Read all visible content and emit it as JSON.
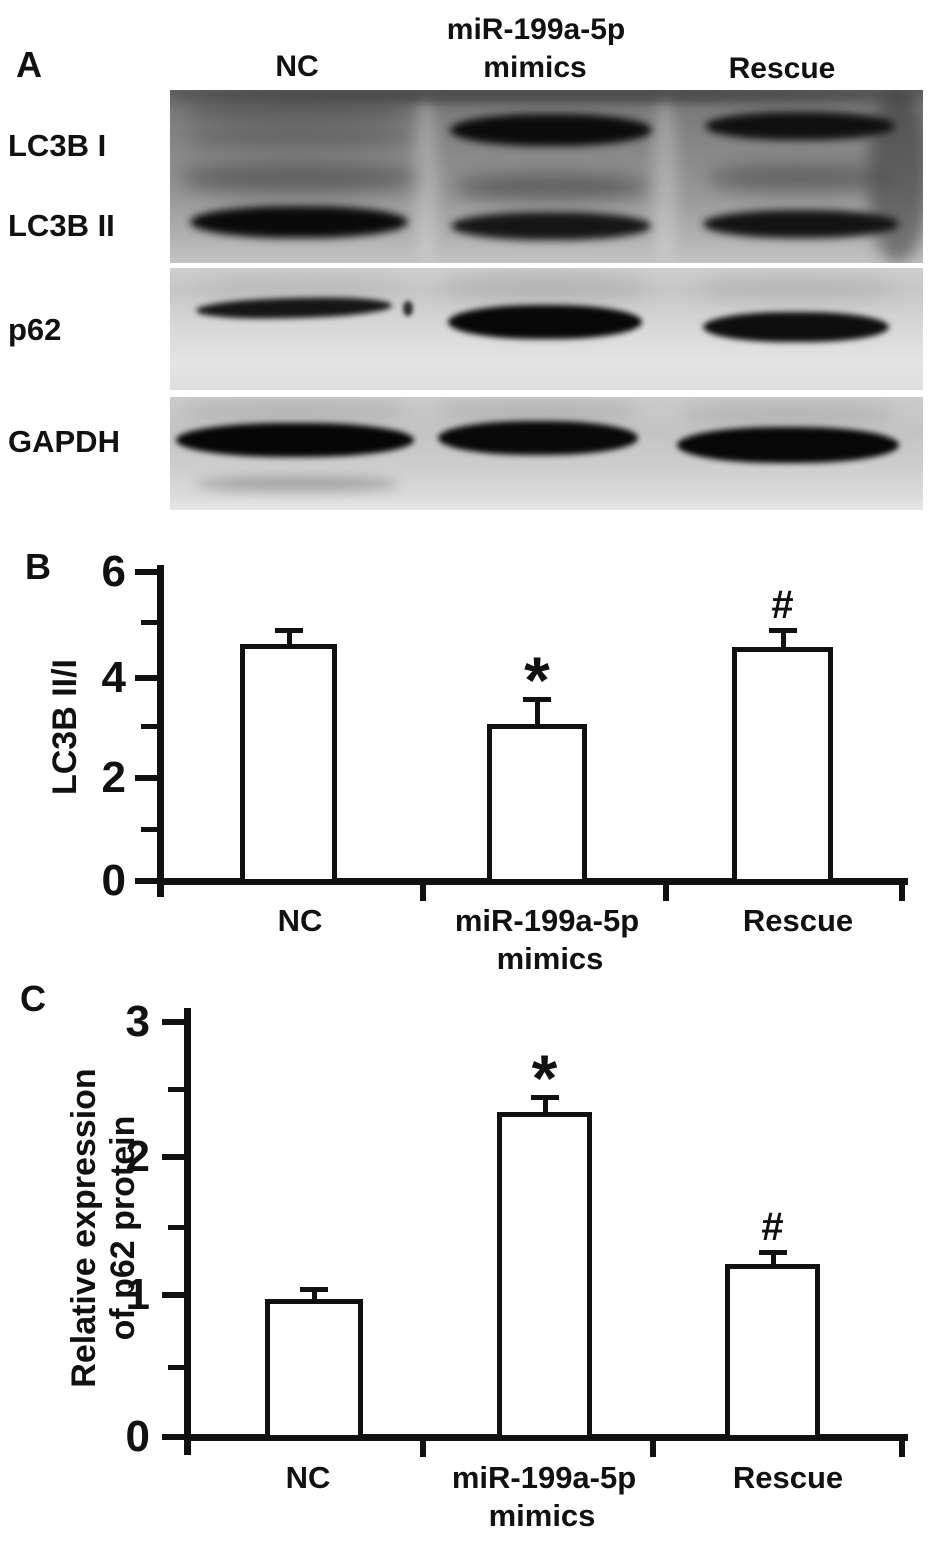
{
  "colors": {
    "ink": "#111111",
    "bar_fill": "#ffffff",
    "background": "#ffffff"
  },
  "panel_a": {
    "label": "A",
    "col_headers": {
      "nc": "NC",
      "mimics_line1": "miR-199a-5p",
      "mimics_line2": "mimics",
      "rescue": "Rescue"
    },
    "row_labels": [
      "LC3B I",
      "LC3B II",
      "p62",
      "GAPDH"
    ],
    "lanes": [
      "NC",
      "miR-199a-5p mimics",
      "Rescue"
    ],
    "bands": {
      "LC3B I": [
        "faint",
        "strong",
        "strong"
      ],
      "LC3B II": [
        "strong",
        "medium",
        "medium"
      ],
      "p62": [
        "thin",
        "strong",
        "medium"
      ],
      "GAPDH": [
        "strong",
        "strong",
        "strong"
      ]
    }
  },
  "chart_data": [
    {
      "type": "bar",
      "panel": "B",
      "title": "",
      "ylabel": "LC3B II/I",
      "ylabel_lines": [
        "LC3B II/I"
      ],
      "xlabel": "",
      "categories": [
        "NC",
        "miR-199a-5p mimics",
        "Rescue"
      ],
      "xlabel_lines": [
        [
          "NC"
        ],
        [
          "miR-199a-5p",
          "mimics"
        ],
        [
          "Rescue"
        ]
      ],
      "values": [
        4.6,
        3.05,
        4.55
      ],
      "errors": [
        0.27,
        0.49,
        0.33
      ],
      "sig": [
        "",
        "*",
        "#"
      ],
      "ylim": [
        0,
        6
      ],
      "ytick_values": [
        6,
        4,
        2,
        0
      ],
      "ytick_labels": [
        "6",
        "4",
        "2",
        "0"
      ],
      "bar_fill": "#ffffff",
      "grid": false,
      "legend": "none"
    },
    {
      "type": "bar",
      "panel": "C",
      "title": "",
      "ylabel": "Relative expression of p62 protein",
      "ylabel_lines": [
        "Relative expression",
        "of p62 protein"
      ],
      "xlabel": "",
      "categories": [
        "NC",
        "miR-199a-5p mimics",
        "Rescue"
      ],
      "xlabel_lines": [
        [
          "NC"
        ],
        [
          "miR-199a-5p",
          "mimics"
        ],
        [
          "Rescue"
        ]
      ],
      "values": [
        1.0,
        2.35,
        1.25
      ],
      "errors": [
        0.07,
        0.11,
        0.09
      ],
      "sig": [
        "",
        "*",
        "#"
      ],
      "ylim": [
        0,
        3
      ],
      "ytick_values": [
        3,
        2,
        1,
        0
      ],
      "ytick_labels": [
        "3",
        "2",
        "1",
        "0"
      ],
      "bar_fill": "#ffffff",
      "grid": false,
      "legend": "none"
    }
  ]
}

...

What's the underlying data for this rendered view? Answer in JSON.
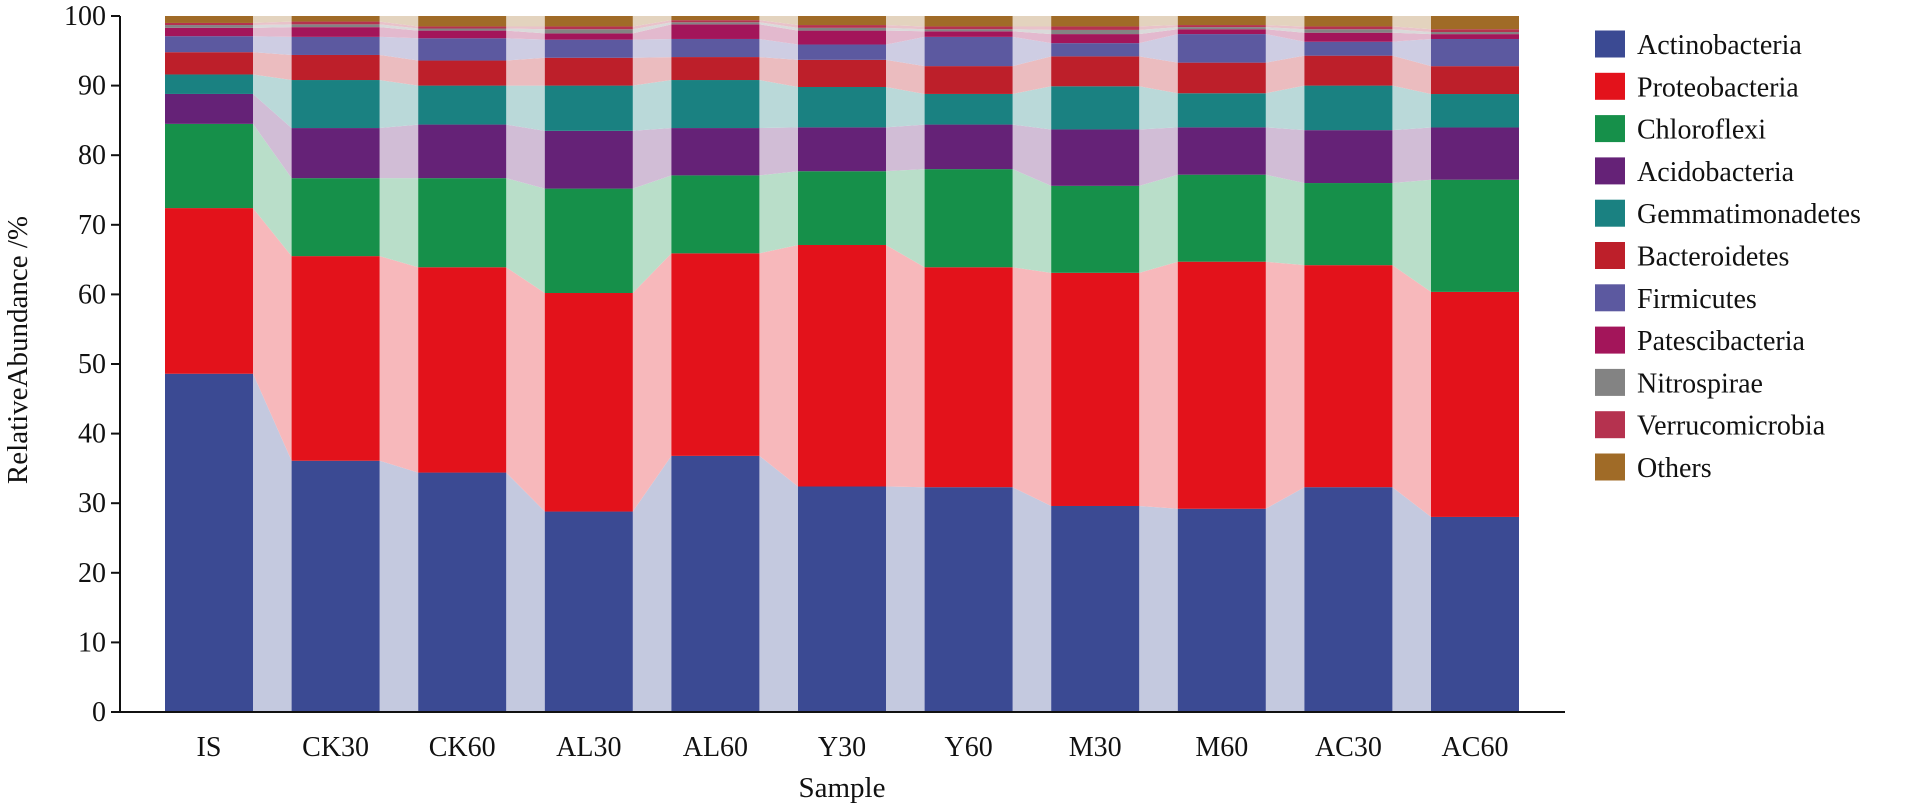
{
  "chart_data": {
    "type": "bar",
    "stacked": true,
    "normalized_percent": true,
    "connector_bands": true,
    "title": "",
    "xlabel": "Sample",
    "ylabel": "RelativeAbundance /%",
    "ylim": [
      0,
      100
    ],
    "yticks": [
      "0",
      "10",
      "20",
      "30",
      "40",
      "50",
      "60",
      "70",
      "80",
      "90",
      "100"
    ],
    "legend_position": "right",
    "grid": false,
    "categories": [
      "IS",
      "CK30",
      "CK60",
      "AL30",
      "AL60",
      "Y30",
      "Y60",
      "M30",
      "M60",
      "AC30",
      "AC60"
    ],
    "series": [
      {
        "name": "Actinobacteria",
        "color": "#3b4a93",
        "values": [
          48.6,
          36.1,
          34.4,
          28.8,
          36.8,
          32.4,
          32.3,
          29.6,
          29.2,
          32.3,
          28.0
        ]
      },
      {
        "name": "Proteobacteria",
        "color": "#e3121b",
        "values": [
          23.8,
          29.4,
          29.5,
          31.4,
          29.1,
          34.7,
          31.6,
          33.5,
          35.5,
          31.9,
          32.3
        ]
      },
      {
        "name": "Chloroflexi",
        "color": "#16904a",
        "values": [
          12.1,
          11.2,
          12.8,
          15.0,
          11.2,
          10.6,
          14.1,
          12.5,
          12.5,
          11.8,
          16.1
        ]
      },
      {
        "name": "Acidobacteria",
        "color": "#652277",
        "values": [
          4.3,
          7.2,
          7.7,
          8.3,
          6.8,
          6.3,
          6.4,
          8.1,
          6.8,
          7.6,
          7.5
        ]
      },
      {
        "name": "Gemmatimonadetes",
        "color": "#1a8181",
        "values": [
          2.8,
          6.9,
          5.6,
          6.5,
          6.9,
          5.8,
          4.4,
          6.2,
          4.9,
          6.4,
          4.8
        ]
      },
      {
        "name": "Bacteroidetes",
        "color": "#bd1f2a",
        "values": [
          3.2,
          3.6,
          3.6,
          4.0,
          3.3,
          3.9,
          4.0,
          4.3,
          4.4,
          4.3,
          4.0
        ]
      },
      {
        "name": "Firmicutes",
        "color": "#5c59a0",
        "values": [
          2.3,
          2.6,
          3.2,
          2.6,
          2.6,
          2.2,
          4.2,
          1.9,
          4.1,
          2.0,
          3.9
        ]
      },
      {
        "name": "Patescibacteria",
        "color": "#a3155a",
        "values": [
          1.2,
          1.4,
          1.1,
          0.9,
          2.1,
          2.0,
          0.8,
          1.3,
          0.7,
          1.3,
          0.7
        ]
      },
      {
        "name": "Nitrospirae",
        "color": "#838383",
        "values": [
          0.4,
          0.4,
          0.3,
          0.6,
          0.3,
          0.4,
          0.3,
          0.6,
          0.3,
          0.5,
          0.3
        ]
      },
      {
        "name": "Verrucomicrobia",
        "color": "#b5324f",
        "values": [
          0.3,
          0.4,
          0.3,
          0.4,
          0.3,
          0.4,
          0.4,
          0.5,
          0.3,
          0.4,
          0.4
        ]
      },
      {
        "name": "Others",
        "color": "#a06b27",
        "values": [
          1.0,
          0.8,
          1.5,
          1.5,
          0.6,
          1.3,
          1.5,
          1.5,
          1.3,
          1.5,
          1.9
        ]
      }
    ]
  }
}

==

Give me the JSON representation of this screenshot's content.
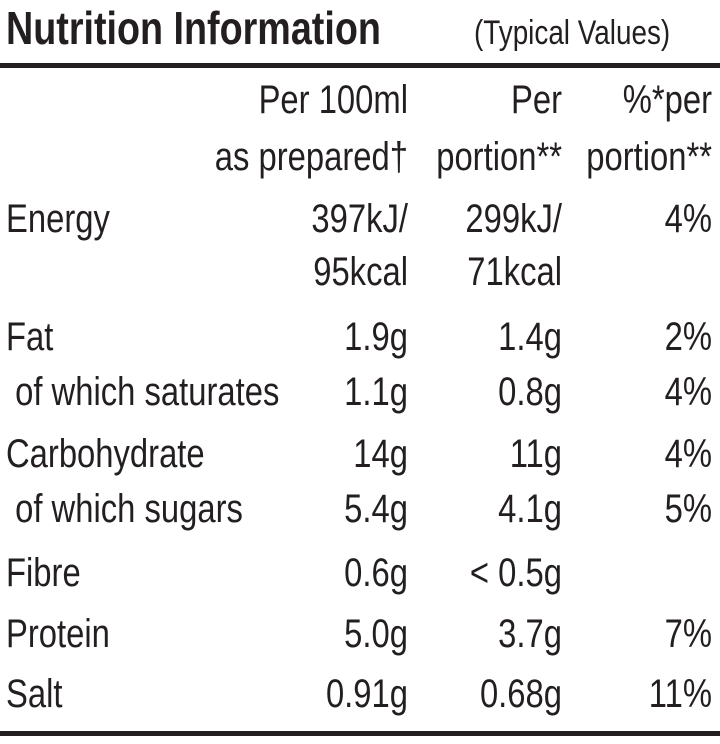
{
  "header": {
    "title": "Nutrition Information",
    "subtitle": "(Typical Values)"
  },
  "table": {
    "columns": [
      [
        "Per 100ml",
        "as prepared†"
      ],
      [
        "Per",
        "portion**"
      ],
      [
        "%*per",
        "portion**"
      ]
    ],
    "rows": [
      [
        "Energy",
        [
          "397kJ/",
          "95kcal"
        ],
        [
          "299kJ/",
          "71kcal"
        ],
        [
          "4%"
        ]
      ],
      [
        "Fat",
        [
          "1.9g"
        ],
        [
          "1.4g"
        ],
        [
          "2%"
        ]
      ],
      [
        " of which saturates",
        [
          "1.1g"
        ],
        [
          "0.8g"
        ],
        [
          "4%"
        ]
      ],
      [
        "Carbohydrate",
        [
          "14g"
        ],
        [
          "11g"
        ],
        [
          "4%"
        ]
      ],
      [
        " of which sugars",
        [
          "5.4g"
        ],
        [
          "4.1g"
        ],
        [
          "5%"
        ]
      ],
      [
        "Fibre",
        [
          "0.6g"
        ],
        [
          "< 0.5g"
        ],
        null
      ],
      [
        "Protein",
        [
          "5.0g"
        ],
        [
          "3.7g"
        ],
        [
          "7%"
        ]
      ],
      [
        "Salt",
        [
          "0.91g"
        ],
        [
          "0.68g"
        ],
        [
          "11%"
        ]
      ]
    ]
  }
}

Task objective
Go through the data above and find the lines with the word "JSON". Copy each of those lines.

Finished exercise
Read all visible content and emit it as JSON.
What's the underlying data for this rendered view? Answer in JSON.
Give me the JSON representation of this screenshot's content.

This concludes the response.